SHORT EXERCISE:
Pick out each line with the word "EXTERNAL" from the material that follows.

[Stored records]
# # # # # # #

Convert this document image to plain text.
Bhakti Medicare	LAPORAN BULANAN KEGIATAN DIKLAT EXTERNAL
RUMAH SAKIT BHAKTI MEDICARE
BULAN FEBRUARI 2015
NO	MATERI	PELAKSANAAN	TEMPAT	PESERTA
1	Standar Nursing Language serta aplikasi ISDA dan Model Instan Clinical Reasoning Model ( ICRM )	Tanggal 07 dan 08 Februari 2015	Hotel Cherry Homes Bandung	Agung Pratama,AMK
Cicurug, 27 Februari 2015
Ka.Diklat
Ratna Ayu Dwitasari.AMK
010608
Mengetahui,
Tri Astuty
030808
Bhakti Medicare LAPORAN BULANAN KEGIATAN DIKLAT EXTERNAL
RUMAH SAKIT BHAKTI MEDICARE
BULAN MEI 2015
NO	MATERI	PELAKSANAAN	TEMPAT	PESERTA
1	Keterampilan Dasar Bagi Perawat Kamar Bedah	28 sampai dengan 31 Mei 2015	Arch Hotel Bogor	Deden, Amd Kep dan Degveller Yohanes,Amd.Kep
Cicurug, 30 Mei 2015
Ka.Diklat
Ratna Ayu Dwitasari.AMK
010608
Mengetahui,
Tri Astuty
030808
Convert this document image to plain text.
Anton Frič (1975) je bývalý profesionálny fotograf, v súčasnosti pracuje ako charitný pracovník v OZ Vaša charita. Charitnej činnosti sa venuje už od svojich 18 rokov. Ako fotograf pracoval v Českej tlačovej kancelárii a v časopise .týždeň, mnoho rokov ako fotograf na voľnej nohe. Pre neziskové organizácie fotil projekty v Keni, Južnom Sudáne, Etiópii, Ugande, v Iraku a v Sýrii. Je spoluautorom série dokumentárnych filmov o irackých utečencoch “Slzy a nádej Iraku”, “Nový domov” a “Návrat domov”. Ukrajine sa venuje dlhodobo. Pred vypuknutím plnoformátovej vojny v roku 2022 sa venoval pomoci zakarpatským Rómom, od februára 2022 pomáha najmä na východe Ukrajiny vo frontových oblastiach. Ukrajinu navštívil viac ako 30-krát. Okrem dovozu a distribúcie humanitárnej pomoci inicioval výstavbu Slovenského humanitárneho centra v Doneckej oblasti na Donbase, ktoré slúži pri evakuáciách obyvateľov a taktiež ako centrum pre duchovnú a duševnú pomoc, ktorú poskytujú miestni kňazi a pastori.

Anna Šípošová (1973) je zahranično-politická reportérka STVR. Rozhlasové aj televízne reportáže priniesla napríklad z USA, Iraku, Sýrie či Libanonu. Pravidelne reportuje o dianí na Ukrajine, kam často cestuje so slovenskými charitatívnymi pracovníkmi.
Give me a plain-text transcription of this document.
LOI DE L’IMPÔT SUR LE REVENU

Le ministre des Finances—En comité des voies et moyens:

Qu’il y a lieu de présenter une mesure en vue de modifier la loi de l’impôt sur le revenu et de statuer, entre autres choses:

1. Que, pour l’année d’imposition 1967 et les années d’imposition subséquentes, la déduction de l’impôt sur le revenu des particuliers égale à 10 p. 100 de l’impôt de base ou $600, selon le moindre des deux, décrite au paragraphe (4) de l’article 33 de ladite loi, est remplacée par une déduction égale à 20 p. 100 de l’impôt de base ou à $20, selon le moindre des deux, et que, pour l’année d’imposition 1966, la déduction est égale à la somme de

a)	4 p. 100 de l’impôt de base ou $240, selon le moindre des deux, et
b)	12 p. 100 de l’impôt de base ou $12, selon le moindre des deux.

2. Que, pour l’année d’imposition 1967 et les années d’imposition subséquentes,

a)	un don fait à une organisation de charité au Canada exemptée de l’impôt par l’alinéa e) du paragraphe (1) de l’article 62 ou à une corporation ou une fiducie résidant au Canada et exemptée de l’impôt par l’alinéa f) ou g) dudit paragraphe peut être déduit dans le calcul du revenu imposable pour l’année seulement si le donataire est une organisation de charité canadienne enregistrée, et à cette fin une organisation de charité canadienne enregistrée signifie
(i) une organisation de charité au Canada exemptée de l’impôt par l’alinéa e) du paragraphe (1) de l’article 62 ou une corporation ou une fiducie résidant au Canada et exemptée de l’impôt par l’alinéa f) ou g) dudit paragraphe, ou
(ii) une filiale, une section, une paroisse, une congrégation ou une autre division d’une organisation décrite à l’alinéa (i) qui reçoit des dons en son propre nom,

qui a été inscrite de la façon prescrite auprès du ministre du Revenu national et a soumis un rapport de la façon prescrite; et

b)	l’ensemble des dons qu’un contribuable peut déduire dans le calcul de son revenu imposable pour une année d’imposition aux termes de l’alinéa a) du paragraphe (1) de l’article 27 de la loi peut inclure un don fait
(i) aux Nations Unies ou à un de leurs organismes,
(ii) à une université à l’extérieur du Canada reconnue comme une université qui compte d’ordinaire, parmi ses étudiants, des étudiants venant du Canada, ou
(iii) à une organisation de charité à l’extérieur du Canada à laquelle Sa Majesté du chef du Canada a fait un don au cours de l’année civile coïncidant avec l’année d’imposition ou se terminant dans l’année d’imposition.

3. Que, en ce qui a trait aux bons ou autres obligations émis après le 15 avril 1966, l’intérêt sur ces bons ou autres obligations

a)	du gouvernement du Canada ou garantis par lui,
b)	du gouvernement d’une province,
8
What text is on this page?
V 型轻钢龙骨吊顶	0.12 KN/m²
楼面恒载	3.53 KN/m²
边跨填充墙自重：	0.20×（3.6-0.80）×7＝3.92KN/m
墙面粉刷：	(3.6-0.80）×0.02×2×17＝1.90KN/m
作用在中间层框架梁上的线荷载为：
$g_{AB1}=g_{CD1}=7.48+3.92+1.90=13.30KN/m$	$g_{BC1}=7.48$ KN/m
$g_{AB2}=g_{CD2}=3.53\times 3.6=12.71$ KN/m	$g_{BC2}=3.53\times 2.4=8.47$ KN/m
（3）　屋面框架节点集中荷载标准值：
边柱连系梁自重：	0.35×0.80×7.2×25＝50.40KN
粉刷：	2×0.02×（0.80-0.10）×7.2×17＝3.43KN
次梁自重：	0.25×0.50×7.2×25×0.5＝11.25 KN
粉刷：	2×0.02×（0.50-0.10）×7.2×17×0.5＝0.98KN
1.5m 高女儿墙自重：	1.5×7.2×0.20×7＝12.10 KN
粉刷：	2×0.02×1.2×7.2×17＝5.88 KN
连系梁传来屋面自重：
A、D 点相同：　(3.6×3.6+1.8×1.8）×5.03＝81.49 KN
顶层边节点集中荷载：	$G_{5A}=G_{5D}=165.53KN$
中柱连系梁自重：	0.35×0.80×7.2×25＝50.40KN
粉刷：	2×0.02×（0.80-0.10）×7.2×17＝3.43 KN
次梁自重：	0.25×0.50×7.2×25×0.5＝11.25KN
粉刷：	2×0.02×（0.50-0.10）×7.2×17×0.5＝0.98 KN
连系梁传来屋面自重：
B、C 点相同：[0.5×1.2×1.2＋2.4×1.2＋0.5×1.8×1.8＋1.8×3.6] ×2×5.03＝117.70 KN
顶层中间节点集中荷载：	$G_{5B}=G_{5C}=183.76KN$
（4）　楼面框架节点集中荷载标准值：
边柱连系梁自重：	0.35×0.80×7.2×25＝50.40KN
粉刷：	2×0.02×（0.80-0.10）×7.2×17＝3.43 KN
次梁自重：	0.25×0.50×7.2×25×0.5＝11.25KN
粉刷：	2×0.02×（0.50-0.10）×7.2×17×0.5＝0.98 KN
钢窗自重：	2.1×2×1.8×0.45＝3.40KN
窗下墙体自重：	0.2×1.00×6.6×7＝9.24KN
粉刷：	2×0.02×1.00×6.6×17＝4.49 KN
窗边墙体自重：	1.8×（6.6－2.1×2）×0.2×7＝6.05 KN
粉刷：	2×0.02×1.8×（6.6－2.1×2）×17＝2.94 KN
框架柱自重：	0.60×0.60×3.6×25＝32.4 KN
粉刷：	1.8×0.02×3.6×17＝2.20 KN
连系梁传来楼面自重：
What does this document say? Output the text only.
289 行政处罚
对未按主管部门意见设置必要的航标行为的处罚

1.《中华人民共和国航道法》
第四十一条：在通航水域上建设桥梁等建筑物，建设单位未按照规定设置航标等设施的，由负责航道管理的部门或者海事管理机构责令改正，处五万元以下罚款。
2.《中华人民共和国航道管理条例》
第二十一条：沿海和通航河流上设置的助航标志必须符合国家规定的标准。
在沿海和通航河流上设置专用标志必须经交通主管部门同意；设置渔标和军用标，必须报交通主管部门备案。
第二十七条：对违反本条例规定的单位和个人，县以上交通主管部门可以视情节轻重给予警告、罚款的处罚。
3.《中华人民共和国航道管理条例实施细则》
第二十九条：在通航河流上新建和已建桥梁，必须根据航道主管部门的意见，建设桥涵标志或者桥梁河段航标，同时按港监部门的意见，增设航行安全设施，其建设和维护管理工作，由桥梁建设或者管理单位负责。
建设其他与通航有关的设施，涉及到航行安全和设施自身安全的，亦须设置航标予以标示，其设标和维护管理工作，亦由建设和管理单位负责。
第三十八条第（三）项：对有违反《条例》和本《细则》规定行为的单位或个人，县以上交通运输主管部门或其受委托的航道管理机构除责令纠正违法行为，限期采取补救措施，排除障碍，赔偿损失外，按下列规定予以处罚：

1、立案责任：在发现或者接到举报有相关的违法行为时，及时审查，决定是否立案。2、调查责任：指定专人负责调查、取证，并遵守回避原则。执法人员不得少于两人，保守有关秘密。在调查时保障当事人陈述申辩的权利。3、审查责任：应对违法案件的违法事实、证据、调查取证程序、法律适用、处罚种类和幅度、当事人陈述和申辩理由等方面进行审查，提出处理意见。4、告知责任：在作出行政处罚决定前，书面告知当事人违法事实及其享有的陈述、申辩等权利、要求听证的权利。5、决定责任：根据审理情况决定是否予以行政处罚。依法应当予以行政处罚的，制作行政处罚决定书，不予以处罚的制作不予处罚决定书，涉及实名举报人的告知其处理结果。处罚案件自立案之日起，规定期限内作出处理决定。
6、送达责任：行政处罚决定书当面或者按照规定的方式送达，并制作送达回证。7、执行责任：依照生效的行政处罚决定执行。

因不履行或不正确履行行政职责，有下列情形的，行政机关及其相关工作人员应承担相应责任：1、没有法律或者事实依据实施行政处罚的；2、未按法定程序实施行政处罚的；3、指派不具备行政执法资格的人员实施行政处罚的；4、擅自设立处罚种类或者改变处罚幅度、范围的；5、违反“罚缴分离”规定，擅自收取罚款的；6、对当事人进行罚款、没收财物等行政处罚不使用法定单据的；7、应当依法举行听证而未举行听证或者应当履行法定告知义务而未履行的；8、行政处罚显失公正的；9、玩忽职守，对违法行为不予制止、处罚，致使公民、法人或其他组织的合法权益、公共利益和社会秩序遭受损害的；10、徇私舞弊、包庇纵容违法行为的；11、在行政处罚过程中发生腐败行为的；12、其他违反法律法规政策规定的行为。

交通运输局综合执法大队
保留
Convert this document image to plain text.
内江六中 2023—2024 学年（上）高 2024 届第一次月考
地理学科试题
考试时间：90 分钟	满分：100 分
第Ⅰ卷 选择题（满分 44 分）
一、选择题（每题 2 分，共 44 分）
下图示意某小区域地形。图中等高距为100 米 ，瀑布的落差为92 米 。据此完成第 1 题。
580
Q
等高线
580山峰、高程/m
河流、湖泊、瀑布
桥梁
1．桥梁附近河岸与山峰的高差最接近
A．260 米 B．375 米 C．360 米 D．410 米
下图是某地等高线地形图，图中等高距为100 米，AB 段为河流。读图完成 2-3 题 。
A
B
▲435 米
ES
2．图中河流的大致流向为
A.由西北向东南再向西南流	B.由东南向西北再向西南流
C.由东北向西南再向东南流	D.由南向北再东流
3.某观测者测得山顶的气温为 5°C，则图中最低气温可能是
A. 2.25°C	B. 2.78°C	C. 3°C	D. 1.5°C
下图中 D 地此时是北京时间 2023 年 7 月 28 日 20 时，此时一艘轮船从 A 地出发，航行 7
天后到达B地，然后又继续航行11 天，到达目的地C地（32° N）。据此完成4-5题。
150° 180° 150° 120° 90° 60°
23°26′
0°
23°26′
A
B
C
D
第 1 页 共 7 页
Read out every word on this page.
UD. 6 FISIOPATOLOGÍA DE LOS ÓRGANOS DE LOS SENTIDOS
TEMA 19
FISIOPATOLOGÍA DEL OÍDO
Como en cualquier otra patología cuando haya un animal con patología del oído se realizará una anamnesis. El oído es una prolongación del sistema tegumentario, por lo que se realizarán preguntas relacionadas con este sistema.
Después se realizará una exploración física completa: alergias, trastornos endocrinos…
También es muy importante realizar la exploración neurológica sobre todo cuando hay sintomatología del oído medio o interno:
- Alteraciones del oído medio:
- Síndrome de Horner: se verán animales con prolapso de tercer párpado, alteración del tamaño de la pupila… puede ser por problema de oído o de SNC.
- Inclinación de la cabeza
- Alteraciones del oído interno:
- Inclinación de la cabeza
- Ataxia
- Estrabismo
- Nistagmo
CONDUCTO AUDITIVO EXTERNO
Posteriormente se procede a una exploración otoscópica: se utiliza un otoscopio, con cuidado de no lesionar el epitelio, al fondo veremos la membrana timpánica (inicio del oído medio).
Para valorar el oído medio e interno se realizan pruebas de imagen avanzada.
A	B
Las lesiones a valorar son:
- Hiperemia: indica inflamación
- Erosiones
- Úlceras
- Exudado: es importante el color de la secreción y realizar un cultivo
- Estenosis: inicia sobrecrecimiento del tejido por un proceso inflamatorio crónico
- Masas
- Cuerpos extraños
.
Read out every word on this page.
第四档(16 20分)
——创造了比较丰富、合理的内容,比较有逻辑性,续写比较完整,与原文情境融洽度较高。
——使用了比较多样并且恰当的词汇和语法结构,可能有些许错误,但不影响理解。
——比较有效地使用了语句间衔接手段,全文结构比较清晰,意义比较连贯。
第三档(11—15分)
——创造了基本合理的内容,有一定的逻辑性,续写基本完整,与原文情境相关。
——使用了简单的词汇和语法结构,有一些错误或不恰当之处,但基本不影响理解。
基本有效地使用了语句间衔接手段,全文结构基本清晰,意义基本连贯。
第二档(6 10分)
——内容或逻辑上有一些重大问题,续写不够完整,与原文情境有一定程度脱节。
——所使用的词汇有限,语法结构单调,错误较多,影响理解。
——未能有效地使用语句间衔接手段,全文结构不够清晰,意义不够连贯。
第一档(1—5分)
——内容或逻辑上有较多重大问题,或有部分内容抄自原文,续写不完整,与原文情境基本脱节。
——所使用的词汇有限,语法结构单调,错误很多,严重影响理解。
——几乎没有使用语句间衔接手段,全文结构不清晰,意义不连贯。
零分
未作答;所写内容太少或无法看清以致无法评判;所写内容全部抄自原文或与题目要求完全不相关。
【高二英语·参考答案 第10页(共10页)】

# # # # # # #

EXERCISE OUTPUT:
Bhakti Medicare	LAPORAN BULANAN KEGIATAN DIKLAT EXTERNAL
Bhakti Medicare LAPORAN BULANAN KEGIATAN DIKLAT EXTERNAL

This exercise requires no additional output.